*** Opening of EXCERPTED TEXT ***

OPM has announced 8.7% COLA for CSRS, meaning 7.7% COLA for FERS annuitants.
Edward A. Zurndorfer
The Office of Personnel Management (OPM) recently announced the 2023 cost-of-living adjustment (COLA) for CSRS and FERS annuitants. The COLA will be effective December 1,2022 and payable in the January 2023 annuity checks.
2023 CSRS COLA
The CSRS COLA is the same that Social Security beneficiaries (both retirement and disability beneficiaries) receive. The COLA is based on the change in the consumer price index for urban wage earners and clerical workers (CPI-W). The Department of Labor’s Bureau of Labor Statistics (BLS) calculates the change in the CPI-W. The amount of a COLA is determined by the percent change in the third quarter (July, August, September) CPI-W from the previous year to the year in the which the COLA is to become effective. For 2023, the percent change in the CPI-W is 8.7 percent. Therefore, the 2023 COLA for Social Security retirement and disability beneficiaries and CSRS annuitants is 8.7 percent.
All CSRS and CSRS Offset annuitants who have been retired from federal service for at least one year as of December 1,2022 will be eligible for the full 8.7 percent COLA. CSRS annuitants who retired between December 4,2021 and November 3,2022 will receive 1/12 of the 8.7 percent COLA for each month they received a CSRS annuity check during 2022. The following table shows the prorated COLA according to the month the CSRS annuity began:
Prorated CSRS COLAs Effective 12/1/2022
|Monthly Annuity Began||Percentage of COLA||COLA Effective 1/1/2023|
|December 2021 or Earlier||100%||100% of 8.7% = 8.7%|
|January 2022||11/12 of 100% = 91.6%||91.6% of 8.7% = 8.0%|
|February 2022||10/12 of 100% = 83.3%||83.3% of 8.7% = 7.2%|
|March 2022||9/12 of 100% = 75.0%||75.0% of 8.7% = 6.5%|
|April 2022||8/12 of 100% = 66.7%||66.7% of 8.7% = 5.8%|
|May 2022||7/12/of 100% = 58.3%||58.3% of 8.7% = 5.1%|
|June 2022||6/12 of 100% = 50.0%||50.0% of 8.7% = 4.4%|
|July 2022||5/12 of 100% = 41.7%||41.7% of 8.7% = 3.6%|
|August 2022||4/12 of 100% = 33.3%||33.3% of 8.7% = 2.9%|
|September 2022||3/12 of 100% = 25.0%||25.0% of 8.7% = 2.2%|
|October 2022||2/12 of 100% = 16.7%||16.7% of8.7% = 1.5%|
|November 2022||1/12 of 100% = 8.3%||8.3% of 8.7% = 0.7%|
The COLA is applied towards the gross annuity before any reduction to the gross annuity, including the cost to give a survivor annuity. The following two examples illustrate:
Example 1. Jason retired from federal service on January 3,2017 as a CSRS-covered employee. His starting CSRS gross annuity on February 1,2017 was $85,000. He elected to give the maximum CSRS survivor annuity benefit (55 percent) to his wife Alice. The cost to Jason to give a full spousal CSRS survivor annuity benefit was 10 percent of his starting gross annuity of $85,000, or $8,500. Jason’s net annuity during 2017 was therefore: $85,000 less $8,500, or $76,500.
Note that for the year 2017, the $76,500 net annuity must be reported by Jason as taxable income.

*** Close of EXCERPTED TEXT ***

* _PROMPT A_:
According to the COLA article, on what index is the CSRS cost-of-living adjustment based?
* _PROMPT B_:
Continue the COLA article from its final sentence, carrying on with the example of Jason's annuity.

*** Opening of DATASET ENTRIES ***

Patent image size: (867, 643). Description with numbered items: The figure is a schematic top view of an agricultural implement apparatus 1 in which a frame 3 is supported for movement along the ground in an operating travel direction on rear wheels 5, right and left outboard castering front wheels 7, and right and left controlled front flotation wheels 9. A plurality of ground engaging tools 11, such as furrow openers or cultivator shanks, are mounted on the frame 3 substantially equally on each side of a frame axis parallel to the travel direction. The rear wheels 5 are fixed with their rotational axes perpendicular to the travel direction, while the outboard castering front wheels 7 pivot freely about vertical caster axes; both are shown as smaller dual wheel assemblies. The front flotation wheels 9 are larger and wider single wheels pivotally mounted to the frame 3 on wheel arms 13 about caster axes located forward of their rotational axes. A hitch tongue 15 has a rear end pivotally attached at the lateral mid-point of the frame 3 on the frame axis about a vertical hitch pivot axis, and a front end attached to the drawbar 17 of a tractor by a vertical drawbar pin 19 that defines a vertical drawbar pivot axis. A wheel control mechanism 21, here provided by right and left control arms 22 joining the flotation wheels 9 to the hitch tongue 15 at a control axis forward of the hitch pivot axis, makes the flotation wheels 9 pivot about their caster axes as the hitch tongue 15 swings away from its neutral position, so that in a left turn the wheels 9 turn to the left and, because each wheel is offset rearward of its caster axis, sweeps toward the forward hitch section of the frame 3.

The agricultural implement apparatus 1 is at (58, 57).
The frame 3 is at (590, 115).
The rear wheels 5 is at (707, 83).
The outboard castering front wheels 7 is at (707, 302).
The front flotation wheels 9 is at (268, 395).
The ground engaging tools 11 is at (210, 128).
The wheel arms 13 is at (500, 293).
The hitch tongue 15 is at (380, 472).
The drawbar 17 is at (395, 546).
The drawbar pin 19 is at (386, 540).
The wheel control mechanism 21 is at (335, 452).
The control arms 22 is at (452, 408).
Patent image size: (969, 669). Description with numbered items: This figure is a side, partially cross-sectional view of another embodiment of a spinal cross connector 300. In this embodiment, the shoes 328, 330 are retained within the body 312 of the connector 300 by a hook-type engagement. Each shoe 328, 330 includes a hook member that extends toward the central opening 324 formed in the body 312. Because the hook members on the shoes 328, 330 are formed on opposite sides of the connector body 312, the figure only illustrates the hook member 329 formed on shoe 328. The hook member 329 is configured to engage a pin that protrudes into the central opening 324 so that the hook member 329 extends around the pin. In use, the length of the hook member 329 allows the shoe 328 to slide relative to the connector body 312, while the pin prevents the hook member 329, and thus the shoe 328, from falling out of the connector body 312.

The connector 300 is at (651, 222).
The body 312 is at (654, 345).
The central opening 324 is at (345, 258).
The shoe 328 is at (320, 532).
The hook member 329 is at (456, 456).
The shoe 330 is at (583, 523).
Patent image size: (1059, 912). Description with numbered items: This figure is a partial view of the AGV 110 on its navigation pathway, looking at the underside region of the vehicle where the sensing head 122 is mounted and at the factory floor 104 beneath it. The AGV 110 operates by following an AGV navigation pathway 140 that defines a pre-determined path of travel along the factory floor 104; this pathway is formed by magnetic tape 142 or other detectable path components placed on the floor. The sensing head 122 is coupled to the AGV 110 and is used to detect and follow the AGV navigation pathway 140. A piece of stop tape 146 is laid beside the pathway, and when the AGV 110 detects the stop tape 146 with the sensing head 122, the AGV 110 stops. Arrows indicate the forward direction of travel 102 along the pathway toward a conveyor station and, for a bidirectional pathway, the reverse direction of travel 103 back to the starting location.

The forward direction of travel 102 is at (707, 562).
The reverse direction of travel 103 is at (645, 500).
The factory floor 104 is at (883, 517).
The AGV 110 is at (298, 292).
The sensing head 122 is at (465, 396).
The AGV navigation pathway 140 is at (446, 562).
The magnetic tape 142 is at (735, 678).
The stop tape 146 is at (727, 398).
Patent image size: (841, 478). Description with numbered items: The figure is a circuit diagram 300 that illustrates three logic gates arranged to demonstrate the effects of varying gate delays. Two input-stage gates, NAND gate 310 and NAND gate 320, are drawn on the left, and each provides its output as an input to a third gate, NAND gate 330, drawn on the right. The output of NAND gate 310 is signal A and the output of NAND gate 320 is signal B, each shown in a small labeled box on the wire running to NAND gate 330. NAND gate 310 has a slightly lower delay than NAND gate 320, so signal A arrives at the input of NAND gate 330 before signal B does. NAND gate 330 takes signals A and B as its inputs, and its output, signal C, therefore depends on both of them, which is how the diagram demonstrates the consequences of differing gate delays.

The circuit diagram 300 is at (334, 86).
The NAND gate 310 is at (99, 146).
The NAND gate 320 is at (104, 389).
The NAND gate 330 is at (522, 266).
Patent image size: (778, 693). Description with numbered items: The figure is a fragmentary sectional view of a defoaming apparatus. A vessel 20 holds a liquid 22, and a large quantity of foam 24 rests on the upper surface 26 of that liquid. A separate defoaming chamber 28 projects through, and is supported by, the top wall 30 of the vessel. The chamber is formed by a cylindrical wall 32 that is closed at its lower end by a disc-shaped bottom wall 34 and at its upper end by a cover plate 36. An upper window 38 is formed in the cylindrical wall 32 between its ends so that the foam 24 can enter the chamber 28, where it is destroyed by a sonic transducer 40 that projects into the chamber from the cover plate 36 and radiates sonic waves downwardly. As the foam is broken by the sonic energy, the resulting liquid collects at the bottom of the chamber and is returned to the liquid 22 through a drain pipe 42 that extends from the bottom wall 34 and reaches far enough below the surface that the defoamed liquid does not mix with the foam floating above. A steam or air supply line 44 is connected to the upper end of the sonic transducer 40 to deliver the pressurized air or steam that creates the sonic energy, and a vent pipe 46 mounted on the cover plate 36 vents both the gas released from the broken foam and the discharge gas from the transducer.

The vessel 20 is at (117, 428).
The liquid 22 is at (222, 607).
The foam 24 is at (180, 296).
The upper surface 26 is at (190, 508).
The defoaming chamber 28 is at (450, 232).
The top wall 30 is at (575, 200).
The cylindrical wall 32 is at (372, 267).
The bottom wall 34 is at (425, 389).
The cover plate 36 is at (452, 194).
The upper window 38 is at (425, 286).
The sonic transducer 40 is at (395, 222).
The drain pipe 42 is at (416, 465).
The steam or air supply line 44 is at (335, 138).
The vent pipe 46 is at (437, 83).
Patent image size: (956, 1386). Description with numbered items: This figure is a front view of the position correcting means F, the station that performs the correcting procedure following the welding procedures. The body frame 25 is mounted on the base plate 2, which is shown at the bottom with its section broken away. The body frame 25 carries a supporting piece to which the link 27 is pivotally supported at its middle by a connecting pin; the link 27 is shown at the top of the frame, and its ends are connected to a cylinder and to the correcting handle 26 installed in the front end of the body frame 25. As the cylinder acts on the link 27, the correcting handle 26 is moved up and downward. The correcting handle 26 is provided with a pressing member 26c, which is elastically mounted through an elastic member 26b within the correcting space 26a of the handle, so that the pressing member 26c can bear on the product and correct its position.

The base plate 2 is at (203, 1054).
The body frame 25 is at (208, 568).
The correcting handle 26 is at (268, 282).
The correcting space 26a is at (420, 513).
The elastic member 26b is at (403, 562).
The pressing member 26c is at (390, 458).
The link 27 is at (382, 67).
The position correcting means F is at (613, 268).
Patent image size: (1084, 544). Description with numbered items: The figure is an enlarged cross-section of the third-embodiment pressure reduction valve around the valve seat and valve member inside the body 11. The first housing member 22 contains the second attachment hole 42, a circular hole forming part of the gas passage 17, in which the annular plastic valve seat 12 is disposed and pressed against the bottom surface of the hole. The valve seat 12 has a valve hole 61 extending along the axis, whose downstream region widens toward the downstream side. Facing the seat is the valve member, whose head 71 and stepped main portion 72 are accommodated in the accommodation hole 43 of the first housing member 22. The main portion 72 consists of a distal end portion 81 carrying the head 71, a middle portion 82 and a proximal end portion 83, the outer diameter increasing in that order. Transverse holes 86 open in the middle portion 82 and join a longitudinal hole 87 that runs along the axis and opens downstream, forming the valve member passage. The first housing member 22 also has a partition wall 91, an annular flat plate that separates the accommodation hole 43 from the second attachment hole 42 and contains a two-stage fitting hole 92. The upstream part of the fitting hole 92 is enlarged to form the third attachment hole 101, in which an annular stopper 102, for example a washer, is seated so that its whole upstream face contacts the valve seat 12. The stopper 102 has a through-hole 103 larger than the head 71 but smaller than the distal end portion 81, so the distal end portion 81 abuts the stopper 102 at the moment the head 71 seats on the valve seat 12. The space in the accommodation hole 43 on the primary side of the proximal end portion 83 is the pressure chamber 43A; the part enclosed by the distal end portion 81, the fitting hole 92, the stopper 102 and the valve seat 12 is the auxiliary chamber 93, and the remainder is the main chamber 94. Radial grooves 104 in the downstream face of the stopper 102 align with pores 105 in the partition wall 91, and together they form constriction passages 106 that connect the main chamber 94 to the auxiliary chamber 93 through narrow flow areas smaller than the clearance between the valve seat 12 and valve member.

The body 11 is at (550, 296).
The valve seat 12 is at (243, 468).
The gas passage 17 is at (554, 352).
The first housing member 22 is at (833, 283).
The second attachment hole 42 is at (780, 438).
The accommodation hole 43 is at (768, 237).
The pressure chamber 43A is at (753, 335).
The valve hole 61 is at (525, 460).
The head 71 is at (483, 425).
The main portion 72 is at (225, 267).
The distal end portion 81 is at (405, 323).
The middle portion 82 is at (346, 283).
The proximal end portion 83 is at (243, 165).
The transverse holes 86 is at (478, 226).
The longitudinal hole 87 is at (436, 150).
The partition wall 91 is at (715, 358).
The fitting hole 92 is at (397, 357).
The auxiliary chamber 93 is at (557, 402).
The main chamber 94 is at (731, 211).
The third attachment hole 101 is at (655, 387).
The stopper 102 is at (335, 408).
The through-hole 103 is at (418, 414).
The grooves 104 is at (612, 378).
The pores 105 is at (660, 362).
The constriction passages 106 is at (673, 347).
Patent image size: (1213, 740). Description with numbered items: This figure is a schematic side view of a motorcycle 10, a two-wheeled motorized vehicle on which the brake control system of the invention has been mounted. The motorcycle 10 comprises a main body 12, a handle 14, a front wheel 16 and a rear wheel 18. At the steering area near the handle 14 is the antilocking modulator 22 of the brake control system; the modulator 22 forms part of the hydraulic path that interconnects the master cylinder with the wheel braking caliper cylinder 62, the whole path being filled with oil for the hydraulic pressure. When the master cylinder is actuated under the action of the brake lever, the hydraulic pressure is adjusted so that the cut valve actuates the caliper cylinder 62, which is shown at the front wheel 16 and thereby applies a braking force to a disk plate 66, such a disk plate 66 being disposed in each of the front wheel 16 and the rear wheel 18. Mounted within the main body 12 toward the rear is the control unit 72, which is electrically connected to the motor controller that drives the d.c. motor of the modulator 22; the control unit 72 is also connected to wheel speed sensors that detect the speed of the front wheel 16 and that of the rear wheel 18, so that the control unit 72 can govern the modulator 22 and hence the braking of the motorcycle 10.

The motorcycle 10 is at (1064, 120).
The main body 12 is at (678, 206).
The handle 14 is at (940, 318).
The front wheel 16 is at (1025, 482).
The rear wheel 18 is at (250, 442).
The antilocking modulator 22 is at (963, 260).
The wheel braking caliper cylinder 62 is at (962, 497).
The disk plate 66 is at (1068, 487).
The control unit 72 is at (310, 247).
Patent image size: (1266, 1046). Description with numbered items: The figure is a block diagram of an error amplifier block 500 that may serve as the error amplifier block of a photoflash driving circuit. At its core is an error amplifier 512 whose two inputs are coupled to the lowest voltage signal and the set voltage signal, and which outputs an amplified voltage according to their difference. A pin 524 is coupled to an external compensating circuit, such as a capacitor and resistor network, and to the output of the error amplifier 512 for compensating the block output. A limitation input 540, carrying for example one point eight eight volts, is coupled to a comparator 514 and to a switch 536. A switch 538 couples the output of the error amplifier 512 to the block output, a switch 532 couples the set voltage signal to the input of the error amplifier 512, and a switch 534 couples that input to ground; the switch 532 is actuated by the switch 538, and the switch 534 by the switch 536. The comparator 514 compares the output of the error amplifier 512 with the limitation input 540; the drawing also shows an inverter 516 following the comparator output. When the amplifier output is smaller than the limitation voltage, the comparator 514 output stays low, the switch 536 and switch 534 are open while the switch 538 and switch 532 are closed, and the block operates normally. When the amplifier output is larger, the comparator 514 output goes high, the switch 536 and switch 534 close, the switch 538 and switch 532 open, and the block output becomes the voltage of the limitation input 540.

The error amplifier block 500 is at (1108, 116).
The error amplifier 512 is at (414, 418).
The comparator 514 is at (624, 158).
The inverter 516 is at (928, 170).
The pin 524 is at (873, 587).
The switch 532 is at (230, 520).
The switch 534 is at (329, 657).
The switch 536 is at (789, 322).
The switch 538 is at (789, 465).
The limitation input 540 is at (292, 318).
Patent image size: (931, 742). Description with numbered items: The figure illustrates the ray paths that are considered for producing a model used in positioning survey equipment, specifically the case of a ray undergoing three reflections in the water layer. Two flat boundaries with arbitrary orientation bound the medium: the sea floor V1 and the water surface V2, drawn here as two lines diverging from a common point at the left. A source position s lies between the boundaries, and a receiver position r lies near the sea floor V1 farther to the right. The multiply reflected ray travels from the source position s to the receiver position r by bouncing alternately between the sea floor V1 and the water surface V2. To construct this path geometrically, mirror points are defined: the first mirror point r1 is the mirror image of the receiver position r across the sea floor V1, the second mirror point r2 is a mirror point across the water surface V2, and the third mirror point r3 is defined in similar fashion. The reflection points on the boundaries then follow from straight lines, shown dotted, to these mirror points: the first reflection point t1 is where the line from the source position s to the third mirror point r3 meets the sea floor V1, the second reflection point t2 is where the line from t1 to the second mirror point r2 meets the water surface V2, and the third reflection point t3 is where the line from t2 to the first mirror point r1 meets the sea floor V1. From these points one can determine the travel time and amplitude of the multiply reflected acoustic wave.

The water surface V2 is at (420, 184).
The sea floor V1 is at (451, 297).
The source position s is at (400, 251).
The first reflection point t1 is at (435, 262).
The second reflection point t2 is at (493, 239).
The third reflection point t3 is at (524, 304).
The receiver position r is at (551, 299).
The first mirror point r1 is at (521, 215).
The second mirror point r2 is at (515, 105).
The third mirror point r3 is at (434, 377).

*** Close of DATASET ENTRIES ***

* _RESPONSE AREA A_:
The consumer price index for urban wage earners and clerical workers (CPI-W).

* _RESPONSE AREA B_:
Nearly five years later, the original $85,000 CSRS gross annuity has increased through annual COLAs to $89,500 as of January 1, 2022. With the 8.7 percent CSRS COLA effective January 1, 2023, Jason’s gross CSRS annuity will increase by 8.7% of $89,500, or $7,786. As of January 1, 2023, his CSRS gross annuity increases to $89,500 plus $7,786 to $97,286. His net annuity after subtracting the cost of giving a full spousal CSRS survivor benefit of $8,500 will be: $97,286 less $8,500, or $88,786.
Note that for the year 2023, the $88,786 net annuity must be reported by Jason as taxable income.
Example 2. Geraldine retired from federal service on February 26,2022 as a CSRS-covered employee. Her starting CSRS annuity effective March 1,2022 was $125,000, or $10,417 per month. Geraldine is giving a full CSRS survivor annuity to her husband Frank. The annual cost to give a full CSRS survivor annuity was a 10 percent reduction of Geraldine’s starting CSRS gross annuity, or 10% of $125,000 equals $12,500 (1,042 per month) to Geraldine’s CSRS gross annuity. Geraldine’s net annuity during 2022 (10 months between March 1,2022 and December 31, 2022) is: $104,167 less $10,417, or $93,750.
Note that for the year 2022, the $112,500 net annuity must be reported by Geraldine as taxable income.
Since Geraldine retired in early 2022, she is not eligible for the full 8.7 percent CSRS COLA, effective January 1, 2023. In particular, since Geraldine retired on February 26,2022, her first year COLA will be prorated. In fact, because Geraldine’s monthly annuity began March 2022, from the table above Geraldine is entitled to 75.0 percent of the first year (2023) COLA, equal to 75 percent of 8.7 percent, or 6.5 percent. Therefore, effective January 1,2023 Geraldine’s CSRS gross annuity of $125,000 will increase by 6.5 percent to $133,156. Geraldine’s net annuity during 2023 will be: $133,156 less $12,500, or $120,656.
Note that for the year 2023, the $120.625 net annuity must be reported by Geraldine as taxable income.
2023 FERS COLA
The amount of the 2023 FERS COLA is 7.7 percent. With respect to determining each year’s FERS COLA, the rule is that if the percentage increase in the CPI-W is over 3.0 percent, then the FERS COLA is adjusted by the CPI-W less 1.0 percent. Since the percentage increase in the CPI-W for 2023 is 8.7 percent, the FERS COLA for 2023 is 8.7 percent less 1.0 percent, or 7.7 percent.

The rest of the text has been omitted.